**Records supplied**
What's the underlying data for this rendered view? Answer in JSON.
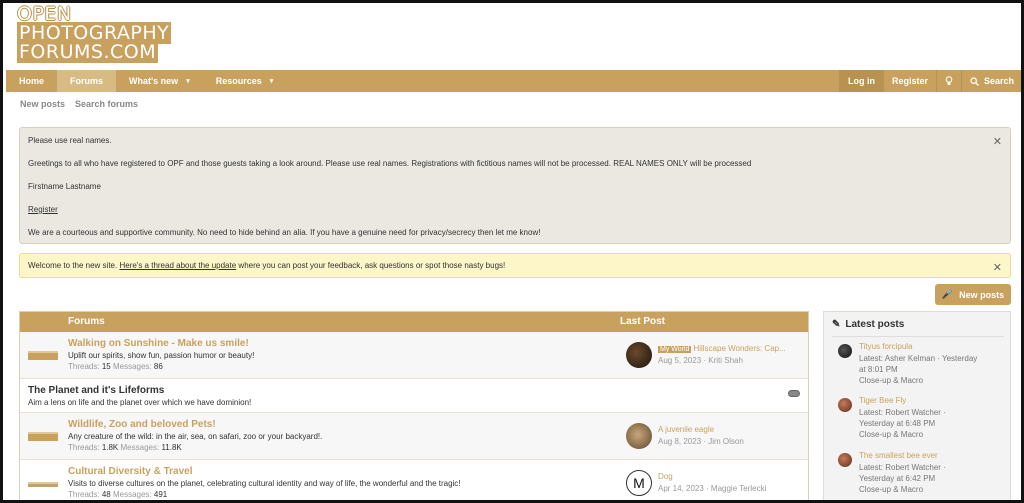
{
  "logo": {
    "line1": "OPEN",
    "line2": "PHOTOGRAPHY",
    "line3": "FORUMS.COM"
  },
  "nav": {
    "home": "Home",
    "forums": "Forums",
    "whats_new": "What's new",
    "resources": "Resources",
    "login": "Log in",
    "register": "Register",
    "search": "Search"
  },
  "subnav": {
    "new_posts": "New posts",
    "search_forums": "Search forums"
  },
  "notice1": {
    "p1": "Please use real names.",
    "p2": "Greetings to all who have registered to OPF and those guests taking a look around. Please use real names. Registrations with fictitious names will not be processed. REAL NAMES ONLY will be processed",
    "p3": "Firstname Lastname",
    "p4": "Register",
    "p5": "We are a courteous and supportive community. No need to hide behind an alia. If you have a genuine need for privacy/secrecy then let me know!"
  },
  "notice2": {
    "pre": "Welcome to the new site. ",
    "link": "Here's a thread about the update",
    "post": " where you can post your feedback, ask questions or spot those nasty bugs!"
  },
  "new_posts_btn": "New posts",
  "forums": {
    "head_forums": "Forums",
    "head_last": "Last Post",
    "rows": [
      {
        "title": "Walking on Sunshine - Make us smile!",
        "desc": "Uplift our spirits, show fun, passion humor or beauty!",
        "threads_label": "Threads:",
        "threads": "15",
        "messages_label": "Messages:",
        "messages": "86",
        "lp_tag": "My World",
        "lp_title": "Hillscape Wonders: Cap...",
        "lp_meta": "Aug 5, 2023 · Kriti Shah"
      },
      {
        "title": "Wildlife, Zoo and beloved Pets!",
        "desc": "Any creature of the wild: in the air, sea, on safari, zoo or your backyard!.",
        "threads_label": "Threads:",
        "threads": "1.8K",
        "messages_label": "Messages:",
        "messages": "11.8K",
        "lp_title": "A juvenile eagle",
        "lp_meta": "Aug 8, 2023 · Jim Olson"
      },
      {
        "title": "Cultural Diversity & Travel",
        "desc": "Visits to diverse cultures on the planet, celebrating cultural identity and way of life, the wonderful and the tragic!",
        "threads_label": "Threads:",
        "threads": "48",
        "messages_label": "Messages:",
        "messages": "491",
        "lp_avatar_letter": "M",
        "lp_title": "Dog",
        "lp_meta": "Apr 14, 2023 · Maggie Terlecki"
      }
    ],
    "category": {
      "title": "The Planet and it's Lifeforms",
      "desc": "Aim a lens on life and the planet over which we have dominion!"
    }
  },
  "sidebar": {
    "title": "Latest posts",
    "posts": [
      {
        "title": "Tityus forcipula",
        "l1": "Latest: Asher Kelman · Yesterday",
        "l2": "at 8:01 PM",
        "l3": "Close-up & Macro"
      },
      {
        "title": "Tiger Bee Fly",
        "l1": "Latest: Robert Watcher ·",
        "l2": "Yesterday at 6:48 PM",
        "l3": "Close-up & Macro"
      },
      {
        "title": "The smallest bee ever",
        "l1": "Latest: Robert Watcher ·",
        "l2": "Yesterday at 6:42 PM",
        "l3": "Close-up & Macro"
      }
    ]
  },
  "colors": {
    "accent": "#c9a15e",
    "notice_bg": "#ebe8e1",
    "banner_bg": "#fdf6c9"
  }
}
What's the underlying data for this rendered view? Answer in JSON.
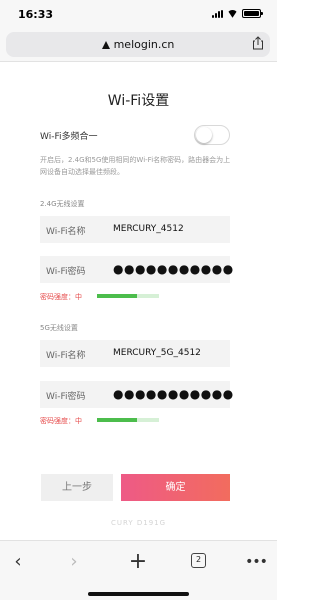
{
  "status_bar": {
    "time": "16:33",
    "icons": [
      "signal-icon",
      "wifi-icon",
      "battery-icon"
    ]
  },
  "browser": {
    "url": "melogin.cn",
    "tab_count": "2",
    "icons": [
      "lock-icon",
      "share-icon",
      "back-arrow-icon",
      "forward-arrow-icon",
      "new-tab-plus-icon",
      "tabs-icon",
      "more-icon"
    ]
  },
  "page": {
    "title": "Wi-Fi设置",
    "multi_band": {
      "label": "Wi-Fi多频合一",
      "enabled": false,
      "note": "开启后，2.4G和5G使用相同的Wi-Fi名称密码，路由器会为上网设备自动选择最佳频段。"
    },
    "band_24": {
      "section_label": "2.4G无线设置",
      "name_label": "Wi-Fi名称",
      "name_value": "MERCURY_4512",
      "password_label": "Wi-Fi密码",
      "password_value": "●●●●●●●●●●●",
      "strength_label": "密码强度：中",
      "strength_level": 0.65
    },
    "band_5": {
      "section_label": "5G无线设置",
      "name_label": "Wi-Fi名称",
      "name_value": "MERCURY_5G_4512",
      "password_label": "Wi-Fi密码",
      "password_value": "●●●●●●●●●●●",
      "strength_label": "密码强度：中",
      "strength_level": 0.65
    },
    "buttons": {
      "back": "上一步",
      "confirm": "确定"
    },
    "footer": "CURY D191G"
  },
  "colors": {
    "accent_gradient_start": "#ee5a86",
    "accent_gradient_end": "#f26c5e",
    "strength_red": "#e64b4b",
    "strength_green": "#4cbd4c"
  }
}
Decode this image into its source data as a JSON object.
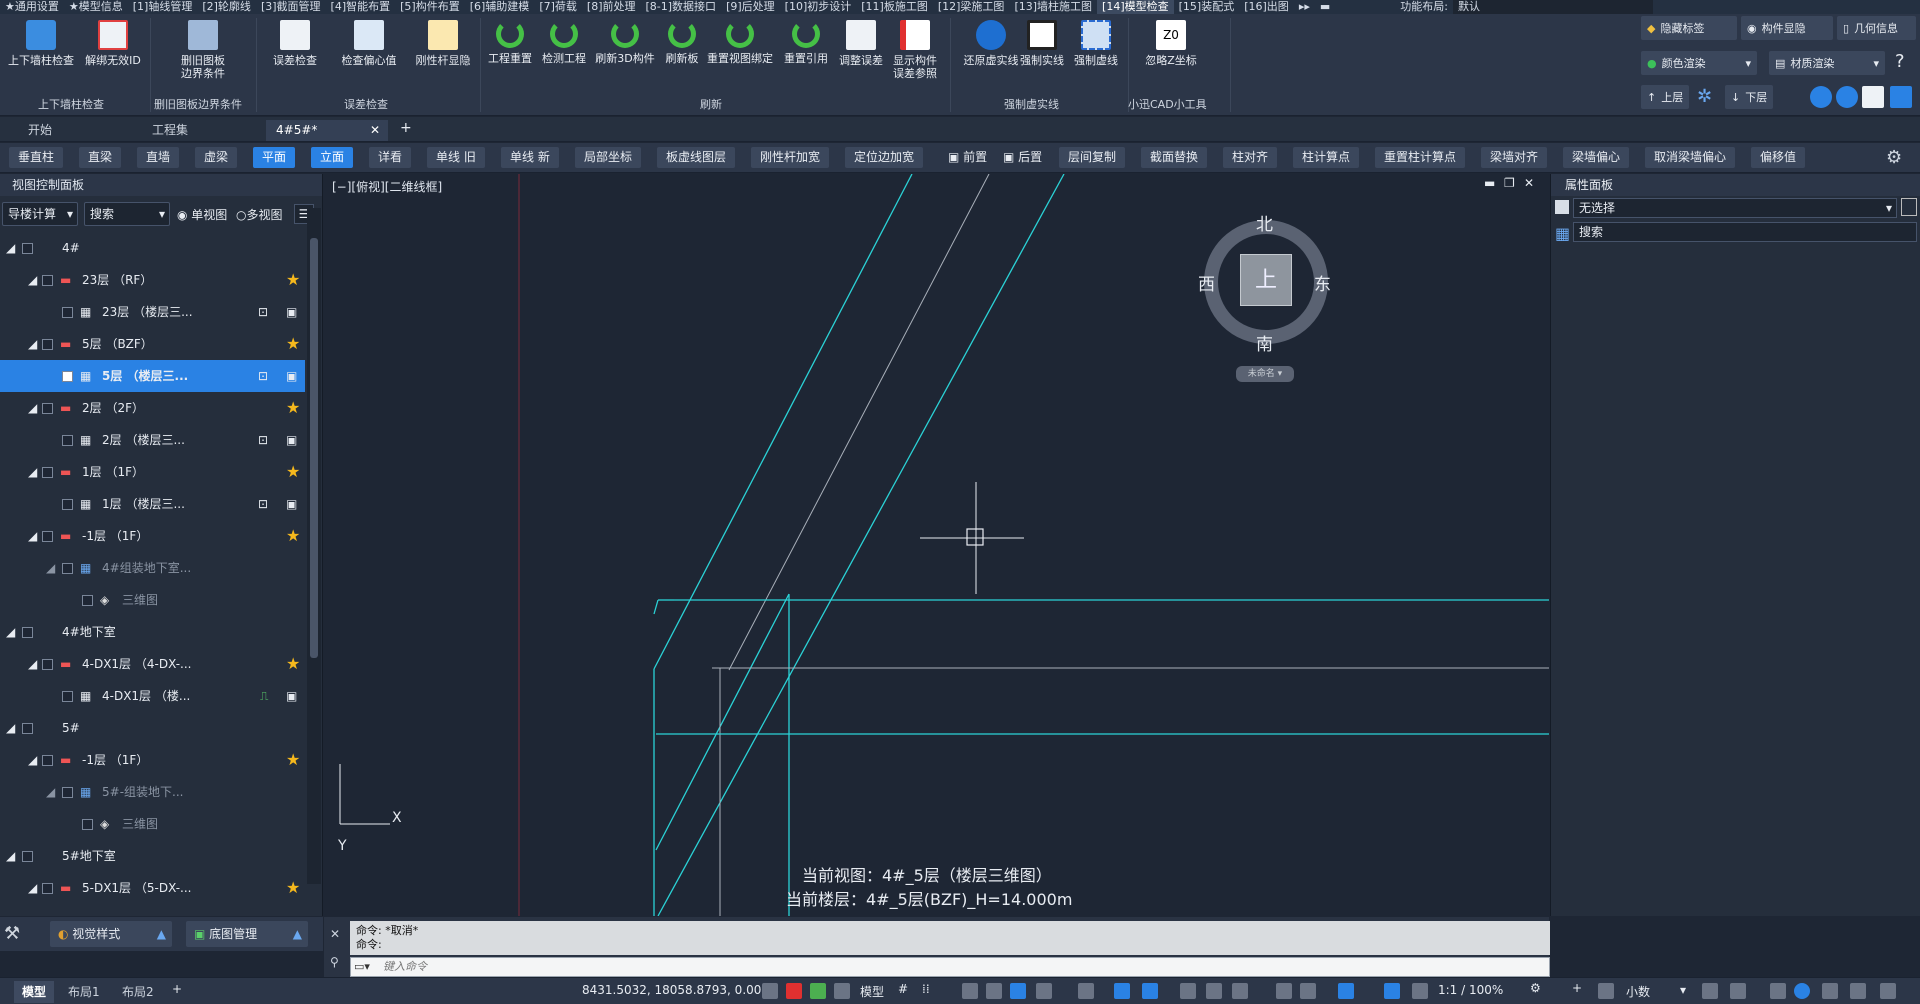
{
  "menu": [
    "★通用设置",
    "★模型信息",
    "[1]轴线管理",
    "[2]轮廓线",
    "[3]截面管理",
    "[4]智能布置",
    "[5]构件布置",
    "[6]辅助建模",
    "[7]荷载",
    "[8]前处理",
    "[8-1]数据接口",
    "[9]后处理",
    "[10]初步设计",
    "[11]板施工图",
    "[12]梁施工图",
    "[13]墙柱施工图",
    "[14]模型检查",
    "[15]装配式",
    "[16]出图"
  ],
  "menu_right": {
    "layout_label": "功能布局:",
    "layout_value": "默认"
  },
  "ribbon": {
    "buttons": {
      "b1": "上下墙柱检查",
      "b2": "解绑无效ID",
      "b3": "删旧图板\n边界条件",
      "b4": "误差检查",
      "b5": "检查偏心值",
      "b6": "刚性杆显隐",
      "b7": "工程重置",
      "b8": "检测工程",
      "b9": "刷新3D构件",
      "b10": "刷新板",
      "b11": "重置视图绑定",
      "b12": "重置引用",
      "b13": "调整误差",
      "b14": "显示构件\n误差参照",
      "b15": "还原虚实线",
      "b16": "强制实线",
      "b17": "强制虚线",
      "b18": "忽略Z坐标"
    },
    "groups": {
      "g1": "上下墙柱检查",
      "g2": "删旧图板边界条件",
      "g3": "误差检查",
      "g4": "刷新",
      "g5": "强制虚实线",
      "g6": "小迅CAD小工具"
    },
    "right": {
      "hide_tag": "隐藏标签",
      "comp_show": "构件显隐",
      "geo_info": "几何信息",
      "color_render": "颜色渲染",
      "mat_render": "材质渲染",
      "up_floor": "上层",
      "down_floor": "下层"
    }
  },
  "doctabs": {
    "t1": "开始",
    "t2": "工程集",
    "t3": "4#5#*"
  },
  "toolbar2": [
    "垂直柱",
    "直梁",
    "直墙",
    "虚梁",
    "平面",
    "立面",
    "详看",
    "单线 旧",
    "单线 新",
    "局部坐标",
    "板虚线图层",
    "刚性杆加宽",
    "定位边加宽",
    "前置",
    "后置",
    "层间复制",
    "截面替换",
    "柱对齐",
    "柱计算点",
    "重置柱计算点",
    "梁墙对齐",
    "梁墙偏心",
    "取消梁墙偏心",
    "偏移值"
  ],
  "left_panel": {
    "title": "视图控制面板",
    "dropdown": "导楼计算",
    "search": "搜索",
    "single_view": "单视图",
    "multi_view": "多视图",
    "tree": [
      {
        "label": "4#"
      },
      {
        "label": "23层 （RF）"
      },
      {
        "label": "23层 （楼层三..."
      },
      {
        "label": "5层 （BZF）"
      },
      {
        "label": "5层 （楼层三..."
      },
      {
        "label": "2层 （2F）"
      },
      {
        "label": "2层 （楼层三..."
      },
      {
        "label": "1层 （1F）"
      },
      {
        "label": "1层 （楼层三..."
      },
      {
        "label": "-1层 （1F）"
      },
      {
        "label": "4#组装地下室..."
      },
      {
        "label": "三维图"
      },
      {
        "label": "4#地下室"
      },
      {
        "label": "4-DX1层 （4-DX-..."
      },
      {
        "label": "4-DX1层 （楼..."
      },
      {
        "label": "5#"
      },
      {
        "label": "-1层 （1F）"
      },
      {
        "label": "5#-组装地下..."
      },
      {
        "label": "三维图"
      },
      {
        "label": "5#地下室"
      },
      {
        "label": "5-DX1层 （5-DX-..."
      }
    ],
    "visual_style": "视觉样式",
    "base_manage": "底图管理"
  },
  "canvas": {
    "view_label": "[−][俯视][二维线框]",
    "compass": {
      "n": "北",
      "s": "南",
      "w": "西",
      "e": "东",
      "top": "上",
      "unnamed": "未命名"
    },
    "current_view": "当前视图：4#_5层（楼层三维图）",
    "current_floor": "当前楼层：4#_5层(BZF)_H=14.000m",
    "axis_y": "Y",
    "axis_x": "X"
  },
  "right_panel": {
    "title": "属性面板",
    "selection": "无选择",
    "search": "搜索"
  },
  "command": {
    "line1": "命令: *取消*",
    "line2": "命令:",
    "placeholder": "键入命令"
  },
  "status": {
    "tab_model": "模型",
    "tab_l1": "布局1",
    "tab_l2": "布局2",
    "coords": "8431.5032, 18058.8793, 0.0000",
    "model": "模型",
    "scale": "1:1 / 100%",
    "units": "小数"
  }
}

**Your goal**
Lines containing the string "Yesterday" are to be selected and copied.

**Written solution**
        "l1": "Latest: Asher Kelman · Yesterday",
        "l2": "Yesterday at 6:48 PM",
        "l2": "Yesterday at 6:42 PM",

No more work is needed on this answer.